Problem requirements: Tell how many lines have the string "若入射光" in them, and write nothing besides the number.

Data rows:
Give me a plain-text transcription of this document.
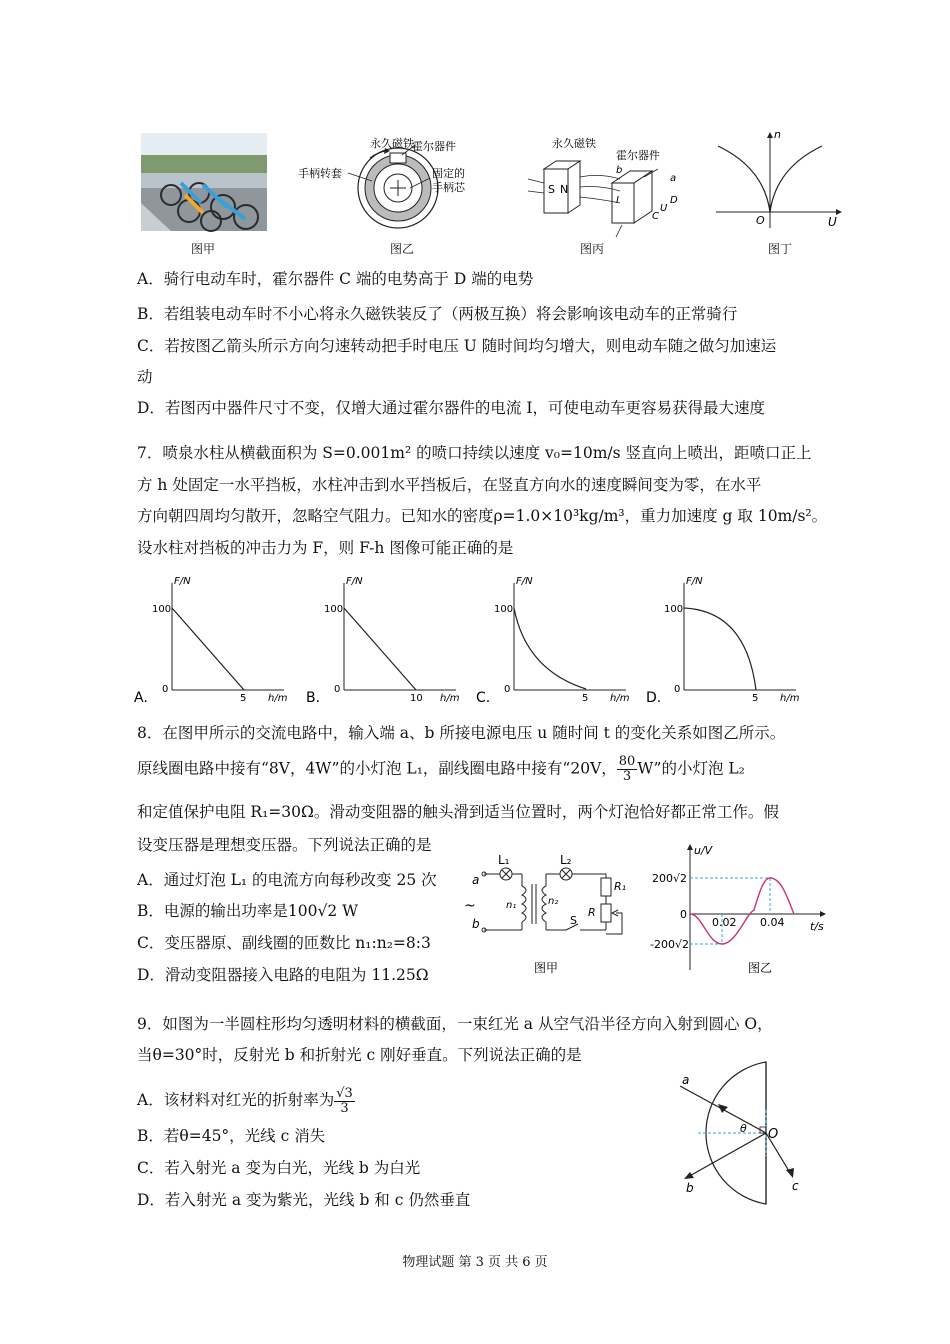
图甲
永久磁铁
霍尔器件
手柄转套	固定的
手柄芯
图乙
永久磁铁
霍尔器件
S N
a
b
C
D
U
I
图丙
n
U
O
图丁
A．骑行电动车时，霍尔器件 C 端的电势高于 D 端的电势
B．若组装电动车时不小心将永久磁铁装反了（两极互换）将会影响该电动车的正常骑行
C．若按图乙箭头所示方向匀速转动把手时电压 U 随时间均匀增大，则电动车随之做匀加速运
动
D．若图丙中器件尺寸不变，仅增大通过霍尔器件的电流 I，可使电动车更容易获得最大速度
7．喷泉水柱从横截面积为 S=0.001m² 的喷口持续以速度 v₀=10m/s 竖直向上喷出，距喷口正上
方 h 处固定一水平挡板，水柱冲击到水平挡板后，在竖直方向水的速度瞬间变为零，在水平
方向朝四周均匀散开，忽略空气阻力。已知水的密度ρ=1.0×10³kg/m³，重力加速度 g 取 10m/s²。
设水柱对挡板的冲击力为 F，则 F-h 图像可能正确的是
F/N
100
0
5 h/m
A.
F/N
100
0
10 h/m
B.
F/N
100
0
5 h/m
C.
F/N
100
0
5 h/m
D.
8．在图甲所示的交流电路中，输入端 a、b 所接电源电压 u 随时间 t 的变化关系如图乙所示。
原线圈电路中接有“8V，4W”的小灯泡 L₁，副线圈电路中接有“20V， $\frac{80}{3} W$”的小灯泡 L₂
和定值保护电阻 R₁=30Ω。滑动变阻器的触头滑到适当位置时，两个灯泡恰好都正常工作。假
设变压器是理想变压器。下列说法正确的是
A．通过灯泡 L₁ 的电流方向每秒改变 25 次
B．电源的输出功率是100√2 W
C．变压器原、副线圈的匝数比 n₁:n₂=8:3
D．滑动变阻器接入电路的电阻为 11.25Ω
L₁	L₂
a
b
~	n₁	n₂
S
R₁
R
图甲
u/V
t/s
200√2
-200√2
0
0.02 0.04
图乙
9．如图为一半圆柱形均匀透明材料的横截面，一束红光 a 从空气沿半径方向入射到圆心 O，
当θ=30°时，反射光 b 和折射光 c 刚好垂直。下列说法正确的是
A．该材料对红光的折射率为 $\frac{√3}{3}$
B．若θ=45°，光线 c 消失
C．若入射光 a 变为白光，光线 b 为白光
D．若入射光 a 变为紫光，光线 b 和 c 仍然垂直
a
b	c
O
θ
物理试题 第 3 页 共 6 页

Result of the exercise: 2